Written task ::
Please quote every line word for word.

Supplied records ::
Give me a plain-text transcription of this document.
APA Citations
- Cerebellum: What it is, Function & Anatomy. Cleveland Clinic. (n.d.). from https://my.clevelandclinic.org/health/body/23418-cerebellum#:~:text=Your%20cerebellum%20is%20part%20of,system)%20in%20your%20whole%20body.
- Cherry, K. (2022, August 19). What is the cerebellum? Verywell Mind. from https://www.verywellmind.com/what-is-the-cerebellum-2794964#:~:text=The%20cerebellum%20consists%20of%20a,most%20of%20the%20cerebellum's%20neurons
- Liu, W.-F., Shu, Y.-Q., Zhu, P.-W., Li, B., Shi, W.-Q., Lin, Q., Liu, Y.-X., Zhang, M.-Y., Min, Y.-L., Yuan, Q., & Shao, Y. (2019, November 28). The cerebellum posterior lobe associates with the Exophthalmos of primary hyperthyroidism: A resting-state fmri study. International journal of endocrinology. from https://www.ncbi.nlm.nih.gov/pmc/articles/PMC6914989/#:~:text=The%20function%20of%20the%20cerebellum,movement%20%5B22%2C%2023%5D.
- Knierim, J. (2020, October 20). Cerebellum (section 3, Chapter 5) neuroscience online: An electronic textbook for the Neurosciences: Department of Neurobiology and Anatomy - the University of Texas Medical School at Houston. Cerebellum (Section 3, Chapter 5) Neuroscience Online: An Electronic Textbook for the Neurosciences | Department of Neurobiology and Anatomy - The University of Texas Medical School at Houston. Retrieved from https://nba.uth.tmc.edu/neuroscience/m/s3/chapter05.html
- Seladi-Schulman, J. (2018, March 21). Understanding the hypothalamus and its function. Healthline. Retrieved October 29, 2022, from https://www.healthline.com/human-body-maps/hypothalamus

Result of this task ::
Give me a plain-text transcription of this document.
APA Citations
- Cerebellum: What it is, Function & Anatomy. Cleveland Clinic. (n.d.). from https://my.clevelandclinic.org/health/body/23418-cerebellum#:~:text=Your%20cerebellum%20is%20part%20of,system)%20in%20your%20whole%20body.
- Cherry, K. (2022, August 19). What is the cerebellum? Verywell Mind. from https://www.verywellmind.com/what-is-the-cerebellum-2794964#:~:text=The%20cerebellum%20consists%20of%20a,most%20of%20the%20cerebellum's%20neurons
- Liu, W.-F., Shu, Y.-Q., Zhu, P.-W., Li, B., Shi, W.-Q., Lin, Q., Liu, Y.-X., Zhang, M.-Y., Min, Y.-L., Yuan, Q., & Shao, Y. (2019, November 28). The cerebellum posterior lobe associates with the Exophthalmos of primary hyperthyroidism: A resting-state fmri study. International journal of endocrinology. from https://www.ncbi.nlm.nih.gov/pmc/articles/PMC6914989/#:~:text=The%20function%20of%20the%20cerebellum,movement%20%5B22%2C%2023%5D.
- Knierim, J. (2020, October 20). Cerebellum (section 3, Chapter 5) neuroscience online: An electronic textbook for the Neurosciences: Department of Neurobiology and Anatomy - the University of Texas Medical School at Houston. Cerebellum (Section 3, Chapter 5) Neuroscience Online: An Electronic Textbook for the Neurosciences | Department of Neurobiology and Anatomy - The University of Texas Medical School at Houston. Retrieved from https://nba.uth.tmc.edu/neuroscience/m/s3/chapter05.html
- Seladi-Schulman, J. (2018, March 21). Understanding the hypothalamus and its function. Healthline. Retrieved October 29, 2022, from https://www.healthline.com/human-body-maps/hypothalamus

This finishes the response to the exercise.